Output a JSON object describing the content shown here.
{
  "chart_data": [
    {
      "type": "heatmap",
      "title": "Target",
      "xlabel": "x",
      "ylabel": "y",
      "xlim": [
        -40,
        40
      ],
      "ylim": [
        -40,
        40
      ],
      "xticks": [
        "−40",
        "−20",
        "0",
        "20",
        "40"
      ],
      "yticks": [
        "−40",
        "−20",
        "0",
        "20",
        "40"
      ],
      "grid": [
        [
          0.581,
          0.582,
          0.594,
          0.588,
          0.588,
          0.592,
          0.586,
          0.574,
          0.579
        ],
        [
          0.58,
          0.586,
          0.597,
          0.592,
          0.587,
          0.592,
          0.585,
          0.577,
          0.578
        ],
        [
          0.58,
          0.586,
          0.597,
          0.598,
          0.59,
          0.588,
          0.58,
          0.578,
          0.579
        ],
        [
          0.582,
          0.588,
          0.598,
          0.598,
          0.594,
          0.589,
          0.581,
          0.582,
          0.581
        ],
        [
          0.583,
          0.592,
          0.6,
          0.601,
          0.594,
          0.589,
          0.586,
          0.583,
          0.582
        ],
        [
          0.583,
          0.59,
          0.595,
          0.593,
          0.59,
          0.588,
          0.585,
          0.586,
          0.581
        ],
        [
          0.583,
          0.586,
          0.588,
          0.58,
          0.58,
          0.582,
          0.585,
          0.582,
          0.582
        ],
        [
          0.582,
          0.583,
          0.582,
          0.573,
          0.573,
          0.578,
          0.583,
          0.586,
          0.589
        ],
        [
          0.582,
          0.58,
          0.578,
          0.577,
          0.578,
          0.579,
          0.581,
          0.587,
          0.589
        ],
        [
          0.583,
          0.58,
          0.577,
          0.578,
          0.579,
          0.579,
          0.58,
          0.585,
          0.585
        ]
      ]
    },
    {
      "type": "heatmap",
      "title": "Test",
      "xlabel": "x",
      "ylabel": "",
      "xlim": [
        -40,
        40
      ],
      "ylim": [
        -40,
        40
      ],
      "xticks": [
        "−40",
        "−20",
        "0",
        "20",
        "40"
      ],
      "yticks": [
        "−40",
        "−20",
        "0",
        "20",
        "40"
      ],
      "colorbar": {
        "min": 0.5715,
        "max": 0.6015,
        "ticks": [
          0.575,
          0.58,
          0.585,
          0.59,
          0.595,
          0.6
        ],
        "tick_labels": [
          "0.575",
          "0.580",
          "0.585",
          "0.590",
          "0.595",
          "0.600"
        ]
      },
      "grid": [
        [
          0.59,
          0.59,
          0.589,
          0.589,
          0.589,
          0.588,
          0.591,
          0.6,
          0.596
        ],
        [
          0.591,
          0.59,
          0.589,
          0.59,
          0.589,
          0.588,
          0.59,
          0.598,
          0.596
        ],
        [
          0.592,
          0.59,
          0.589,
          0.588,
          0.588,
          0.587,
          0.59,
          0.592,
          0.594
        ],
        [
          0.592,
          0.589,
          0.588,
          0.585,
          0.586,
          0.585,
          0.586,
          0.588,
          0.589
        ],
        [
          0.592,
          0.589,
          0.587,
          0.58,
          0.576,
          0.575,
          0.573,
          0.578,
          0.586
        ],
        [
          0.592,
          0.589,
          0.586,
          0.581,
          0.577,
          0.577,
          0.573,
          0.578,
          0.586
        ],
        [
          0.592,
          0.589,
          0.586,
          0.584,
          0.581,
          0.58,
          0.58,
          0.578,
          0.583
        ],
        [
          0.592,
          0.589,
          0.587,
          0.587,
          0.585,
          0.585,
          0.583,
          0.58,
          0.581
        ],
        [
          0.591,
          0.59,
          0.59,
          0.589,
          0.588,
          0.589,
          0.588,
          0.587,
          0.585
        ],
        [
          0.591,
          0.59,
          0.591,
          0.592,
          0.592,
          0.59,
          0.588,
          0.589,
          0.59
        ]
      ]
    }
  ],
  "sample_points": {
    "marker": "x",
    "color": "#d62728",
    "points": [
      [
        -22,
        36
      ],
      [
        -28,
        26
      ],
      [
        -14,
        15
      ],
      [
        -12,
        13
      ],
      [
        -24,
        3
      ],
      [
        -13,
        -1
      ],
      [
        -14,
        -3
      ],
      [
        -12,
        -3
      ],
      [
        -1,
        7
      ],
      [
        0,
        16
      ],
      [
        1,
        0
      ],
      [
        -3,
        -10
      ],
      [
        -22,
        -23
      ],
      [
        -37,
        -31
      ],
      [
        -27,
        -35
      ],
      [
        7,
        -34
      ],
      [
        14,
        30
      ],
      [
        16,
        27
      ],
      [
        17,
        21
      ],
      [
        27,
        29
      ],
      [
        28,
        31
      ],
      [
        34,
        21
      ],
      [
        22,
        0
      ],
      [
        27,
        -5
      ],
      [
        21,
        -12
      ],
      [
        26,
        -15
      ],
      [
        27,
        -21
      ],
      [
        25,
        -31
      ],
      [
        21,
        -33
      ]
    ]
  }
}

☆ ☆ ☆ ☆ ☆

SHORT TASK:
Using the material above, print every entry exactly as written.

EXERCISE ANSWER:
Output a JSON object describing the content shown here.
{
  "chart_data": [
    {
      "type": "heatmap",
      "title": "Target",
      "xlabel": "x",
      "ylabel": "y",
      "xlim": [
        -40,
        40
      ],
      "ylim": [
        -40,
        40
      ],
      "xticks": [
        "−40",
        "−20",
        "0",
        "20",
        "40"
      ],
      "yticks": [
        "−40",
        "−20",
        "0",
        "20",
        "40"
      ],
      "grid": [
        [
          0.581,
          0.582,
          0.594,
          0.588,
          0.588,
          0.592,
          0.586,
          0.574,
          0.579
        ],
        [
          0.58,
          0.586,
          0.597,
          0.592,
          0.587,
          0.592,
          0.585,
          0.577,
          0.578
        ],
        [
          0.58,
          0.586,
          0.597,
          0.598,
          0.59,
          0.588,
          0.58,
          0.578,
          0.579
        ],
        [
          0.582,
          0.588,
          0.598,
          0.598,
          0.594,
          0.589,
          0.581,
          0.582,
          0.581
        ],
        [
          0.583,
          0.592,
          0.6,
          0.601,
          0.594,
          0.589,
          0.586,
          0.583,
          0.582
        ],
        [
          0.583,
          0.59,
          0.595,
          0.593,
          0.59,
          0.588,
          0.585,
          0.586,
          0.581
        ],
        [
          0.583,
          0.586,
          0.588,
          0.58,
          0.58,
          0.582,
          0.585,
          0.582,
          0.582
        ],
        [
          0.582,
          0.583,
          0.582,
          0.573,
          0.573,
          0.578,
          0.583,
          0.586,
          0.589
        ],
        [
          0.582,
          0.58,
          0.578,
          0.577,
          0.578,
          0.579,
          0.581,
          0.587,
          0.589
        ],
        [
          0.583,
          0.58,
          0.577,
          0.578,
          0.579,
          0.579,
          0.58,
          0.585,
          0.585
        ]
      ]
    },
    {
      "type": "heatmap",
      "title": "Test",
      "xlabel": "x",
      "ylabel": "",
      "xlim": [
        -40,
        40
      ],
      "ylim": [
        -40,
        40
      ],
      "xticks": [
        "−40",
        "−20",
        "0",
        "20",
        "40"
      ],
      "yticks": [
        "−40",
        "−20",
        "0",
        "20",
        "40"
      ],
      "colorbar": {
        "min": 0.5715,
        "max": 0.6015,
        "ticks": [
          0.575,
          0.58,
          0.585,
          0.59,
          0.595,
          0.6
        ],
        "tick_labels": [
          "0.575",
          "0.580",
          "0.585",
          "0.590",
          "0.595",
          "0.600"
        ]
      },
      "grid": [
        [
          0.59,
          0.59,
          0.589,
          0.589,
          0.589,
          0.588,
          0.591,
          0.6,
          0.596
        ],
        [
          0.591,
          0.59,
          0.589,
          0.59,
          0.589,
          0.588,
          0.59,
          0.598,
          0.596
        ],
        [
          0.592,
          0.59,
          0.589,
          0.588,
          0.588,
          0.587,
          0.59,
          0.592,
          0.594
        ],
        [
          0.592,
          0.589,
          0.588,
          0.585,
          0.586,
          0.585,
          0.586,
          0.588,
          0.589
        ],
        [
          0.592,
          0.589,
          0.587,
          0.58,
          0.576,
          0.575,
          0.573,
          0.578,
          0.586
        ],
        [
          0.592,
          0.589,
          0.586,
          0.581,
          0.577,
          0.577,
          0.573,
          0.578,
          0.586
        ],
        [
          0.592,
          0.589,
          0.586,
          0.584,
          0.581,
          0.58,
          0.58,
          0.578,
          0.583
        ],
        [
          0.592,
          0.589,
          0.587,
          0.587,
          0.585,
          0.585,
          0.583,
          0.58,
          0.581
        ],
        [
          0.591,
          0.59,
          0.59,
          0.589,
          0.588,
          0.589,
          0.588,
          0.587,
          0.585
        ],
        [
          0.591,
          0.59,
          0.591,
          0.592,
          0.592,
          0.59,
          0.588,
          0.589,
          0.59
        ]
      ]
    }
  ],
  "sample_points": {
    "marker": "x",
    "color": "#d62728",
    "points": [
      [
        -22,
        36
      ],
      [
        -28,
        26
      ],
      [
        -14,
        15
      ],
      [
        -12,
        13
      ],
      [
        -24,
        3
      ],
      [
        -13,
        -1
      ],
      [
        -14,
        -3
      ],
      [
        -12,
        -3
      ],
      [
        -1,
        7
      ],
      [
        0,
        16
      ],
      [
        1,
        0
      ],
      [
        -3,
        -10
      ],
      [
        -22,
        -23
      ],
      [
        -37,
        -31
      ],
      [
        -27,
        -35
      ],
      [
        7,
        -34
      ],
      [
        14,
        30
      ],
      [
        16,
        27
      ],
      [
        17,
        21
      ],
      [
        27,
        29
      ],
      [
        28,
        31
      ],
      [
        34,
        21
      ],
      [
        22,
        0
      ],
      [
        27,
        -5
      ],
      [
        21,
        -12
      ],
      [
        26,
        -15
      ],
      [
        27,
        -21
      ],
      [
        25,
        -31
      ],
      [
        21,
        -33
      ]
    ]
  }
}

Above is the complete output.